*** Record extracts ***
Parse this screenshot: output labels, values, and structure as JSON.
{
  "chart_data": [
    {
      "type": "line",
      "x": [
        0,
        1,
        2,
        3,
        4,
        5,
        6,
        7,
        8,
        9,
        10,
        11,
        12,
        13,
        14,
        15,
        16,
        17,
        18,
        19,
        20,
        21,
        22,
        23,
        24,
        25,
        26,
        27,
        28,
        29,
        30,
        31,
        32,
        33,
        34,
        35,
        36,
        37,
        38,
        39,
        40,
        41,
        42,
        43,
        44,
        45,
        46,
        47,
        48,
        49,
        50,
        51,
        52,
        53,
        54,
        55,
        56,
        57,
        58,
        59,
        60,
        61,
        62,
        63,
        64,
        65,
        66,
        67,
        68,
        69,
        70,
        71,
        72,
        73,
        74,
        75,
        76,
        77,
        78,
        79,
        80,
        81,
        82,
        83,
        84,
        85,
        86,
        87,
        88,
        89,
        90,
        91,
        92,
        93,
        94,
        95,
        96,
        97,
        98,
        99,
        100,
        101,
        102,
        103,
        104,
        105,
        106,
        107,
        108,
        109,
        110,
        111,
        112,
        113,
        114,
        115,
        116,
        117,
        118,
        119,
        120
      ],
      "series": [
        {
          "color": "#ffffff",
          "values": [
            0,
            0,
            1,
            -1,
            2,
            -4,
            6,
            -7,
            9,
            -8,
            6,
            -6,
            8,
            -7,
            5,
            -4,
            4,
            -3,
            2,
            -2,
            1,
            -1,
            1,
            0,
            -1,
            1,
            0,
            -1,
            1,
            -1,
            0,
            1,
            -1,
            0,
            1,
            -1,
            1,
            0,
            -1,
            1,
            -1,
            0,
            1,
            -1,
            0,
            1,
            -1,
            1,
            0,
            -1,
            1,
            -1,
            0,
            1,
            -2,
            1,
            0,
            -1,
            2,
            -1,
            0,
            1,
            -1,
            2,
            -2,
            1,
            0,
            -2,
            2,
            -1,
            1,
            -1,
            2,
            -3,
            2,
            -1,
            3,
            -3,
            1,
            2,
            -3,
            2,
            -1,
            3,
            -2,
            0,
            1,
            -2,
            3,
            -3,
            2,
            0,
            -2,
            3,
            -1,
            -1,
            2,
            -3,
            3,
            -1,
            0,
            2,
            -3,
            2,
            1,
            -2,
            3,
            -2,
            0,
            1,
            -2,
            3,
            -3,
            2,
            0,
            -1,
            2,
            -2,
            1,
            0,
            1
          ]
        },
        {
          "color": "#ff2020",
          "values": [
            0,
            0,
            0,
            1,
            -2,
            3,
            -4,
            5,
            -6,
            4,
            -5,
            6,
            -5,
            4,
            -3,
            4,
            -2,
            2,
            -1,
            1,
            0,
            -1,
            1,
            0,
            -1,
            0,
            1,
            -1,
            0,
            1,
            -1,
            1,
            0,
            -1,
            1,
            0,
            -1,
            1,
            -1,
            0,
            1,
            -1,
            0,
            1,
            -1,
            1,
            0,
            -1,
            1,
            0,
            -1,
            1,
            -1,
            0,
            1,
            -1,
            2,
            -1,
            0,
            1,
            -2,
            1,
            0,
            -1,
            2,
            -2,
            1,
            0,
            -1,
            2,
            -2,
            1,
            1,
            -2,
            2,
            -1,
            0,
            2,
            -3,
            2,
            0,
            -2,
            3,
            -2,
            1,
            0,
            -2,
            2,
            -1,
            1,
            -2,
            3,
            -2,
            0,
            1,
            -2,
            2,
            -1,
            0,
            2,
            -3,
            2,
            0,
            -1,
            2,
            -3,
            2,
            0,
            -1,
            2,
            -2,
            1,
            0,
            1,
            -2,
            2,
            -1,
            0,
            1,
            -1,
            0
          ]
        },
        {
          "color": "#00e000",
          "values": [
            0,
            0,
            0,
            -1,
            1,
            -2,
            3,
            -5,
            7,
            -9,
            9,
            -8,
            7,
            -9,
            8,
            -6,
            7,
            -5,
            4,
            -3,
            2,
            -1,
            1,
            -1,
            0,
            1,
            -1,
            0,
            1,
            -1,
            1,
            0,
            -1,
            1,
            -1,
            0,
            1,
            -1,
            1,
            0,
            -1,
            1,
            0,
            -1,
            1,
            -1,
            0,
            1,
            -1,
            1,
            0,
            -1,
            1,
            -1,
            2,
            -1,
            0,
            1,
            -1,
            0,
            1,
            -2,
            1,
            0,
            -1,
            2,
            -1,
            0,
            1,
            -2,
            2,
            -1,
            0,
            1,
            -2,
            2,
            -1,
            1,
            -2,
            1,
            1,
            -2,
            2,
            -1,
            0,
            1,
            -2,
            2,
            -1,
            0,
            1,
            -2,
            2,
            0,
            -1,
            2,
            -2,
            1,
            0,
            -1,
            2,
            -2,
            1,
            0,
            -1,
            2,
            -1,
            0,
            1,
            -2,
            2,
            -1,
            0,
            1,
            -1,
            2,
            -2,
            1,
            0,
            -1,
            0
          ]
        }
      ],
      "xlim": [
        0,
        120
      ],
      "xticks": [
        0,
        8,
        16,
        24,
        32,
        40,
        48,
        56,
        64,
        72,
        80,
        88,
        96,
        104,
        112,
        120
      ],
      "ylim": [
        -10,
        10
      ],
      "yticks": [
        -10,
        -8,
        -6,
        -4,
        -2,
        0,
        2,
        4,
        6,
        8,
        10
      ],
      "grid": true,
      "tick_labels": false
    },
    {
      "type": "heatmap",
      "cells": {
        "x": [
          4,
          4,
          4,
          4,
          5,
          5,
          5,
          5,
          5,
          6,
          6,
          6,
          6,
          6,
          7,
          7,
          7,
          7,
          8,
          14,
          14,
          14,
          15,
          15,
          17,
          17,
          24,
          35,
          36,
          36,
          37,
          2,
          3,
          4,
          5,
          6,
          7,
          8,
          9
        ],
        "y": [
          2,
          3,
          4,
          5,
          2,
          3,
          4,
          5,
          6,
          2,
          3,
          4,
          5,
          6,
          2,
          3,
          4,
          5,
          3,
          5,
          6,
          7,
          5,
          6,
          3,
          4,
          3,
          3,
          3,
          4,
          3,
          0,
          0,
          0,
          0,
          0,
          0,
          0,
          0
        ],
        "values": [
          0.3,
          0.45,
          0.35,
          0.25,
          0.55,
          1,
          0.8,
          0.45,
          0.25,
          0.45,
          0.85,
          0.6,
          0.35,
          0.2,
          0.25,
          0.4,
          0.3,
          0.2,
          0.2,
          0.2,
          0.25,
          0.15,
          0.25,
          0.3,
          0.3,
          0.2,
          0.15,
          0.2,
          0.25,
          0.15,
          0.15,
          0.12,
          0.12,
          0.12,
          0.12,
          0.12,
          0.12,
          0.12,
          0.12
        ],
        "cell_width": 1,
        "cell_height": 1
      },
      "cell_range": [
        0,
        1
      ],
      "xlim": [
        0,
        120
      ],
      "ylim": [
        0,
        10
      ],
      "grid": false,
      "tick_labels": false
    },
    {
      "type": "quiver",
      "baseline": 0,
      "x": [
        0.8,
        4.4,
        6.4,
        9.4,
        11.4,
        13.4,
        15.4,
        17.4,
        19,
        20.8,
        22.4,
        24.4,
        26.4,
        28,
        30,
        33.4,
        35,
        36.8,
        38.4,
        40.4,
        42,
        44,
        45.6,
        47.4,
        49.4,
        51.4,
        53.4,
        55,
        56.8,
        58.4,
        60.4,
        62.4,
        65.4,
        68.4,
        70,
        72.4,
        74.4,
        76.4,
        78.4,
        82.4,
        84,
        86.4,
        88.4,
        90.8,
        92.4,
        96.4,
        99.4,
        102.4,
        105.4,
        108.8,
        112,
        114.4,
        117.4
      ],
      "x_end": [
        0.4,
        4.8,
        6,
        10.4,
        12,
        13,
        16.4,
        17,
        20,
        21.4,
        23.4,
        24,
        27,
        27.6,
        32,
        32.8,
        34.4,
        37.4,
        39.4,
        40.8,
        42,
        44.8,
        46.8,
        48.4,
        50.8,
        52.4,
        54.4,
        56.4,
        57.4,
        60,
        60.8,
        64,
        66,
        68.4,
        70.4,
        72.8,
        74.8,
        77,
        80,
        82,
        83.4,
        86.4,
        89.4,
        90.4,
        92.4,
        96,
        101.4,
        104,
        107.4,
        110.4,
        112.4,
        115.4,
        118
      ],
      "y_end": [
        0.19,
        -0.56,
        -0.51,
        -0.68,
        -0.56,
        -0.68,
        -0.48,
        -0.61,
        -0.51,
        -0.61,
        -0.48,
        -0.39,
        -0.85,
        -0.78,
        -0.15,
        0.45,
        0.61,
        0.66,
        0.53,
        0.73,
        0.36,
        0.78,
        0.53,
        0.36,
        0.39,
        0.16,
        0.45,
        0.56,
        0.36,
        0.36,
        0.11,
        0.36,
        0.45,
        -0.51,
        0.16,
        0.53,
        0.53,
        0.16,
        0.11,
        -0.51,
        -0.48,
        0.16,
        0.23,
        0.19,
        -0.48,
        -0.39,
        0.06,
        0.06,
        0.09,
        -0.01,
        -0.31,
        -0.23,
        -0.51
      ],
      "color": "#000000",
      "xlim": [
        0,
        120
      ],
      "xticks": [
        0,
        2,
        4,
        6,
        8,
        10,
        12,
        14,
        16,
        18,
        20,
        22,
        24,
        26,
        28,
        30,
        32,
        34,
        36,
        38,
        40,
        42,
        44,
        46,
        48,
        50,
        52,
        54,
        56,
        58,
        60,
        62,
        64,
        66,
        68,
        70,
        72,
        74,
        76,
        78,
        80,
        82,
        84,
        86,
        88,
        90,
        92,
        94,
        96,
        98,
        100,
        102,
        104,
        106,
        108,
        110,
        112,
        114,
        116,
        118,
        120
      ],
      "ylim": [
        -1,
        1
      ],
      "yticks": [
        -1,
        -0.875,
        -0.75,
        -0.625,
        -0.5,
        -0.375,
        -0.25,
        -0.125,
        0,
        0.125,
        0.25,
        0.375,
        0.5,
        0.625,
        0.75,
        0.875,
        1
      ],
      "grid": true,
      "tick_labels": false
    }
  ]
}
***
Direction:
Which lines contain the word "color"? Copy each one.

Answer to this exercise:
          "color": "#ffffff",
          "color": "#ff2020",
          "color": "#00e000",
      "color": "#000000",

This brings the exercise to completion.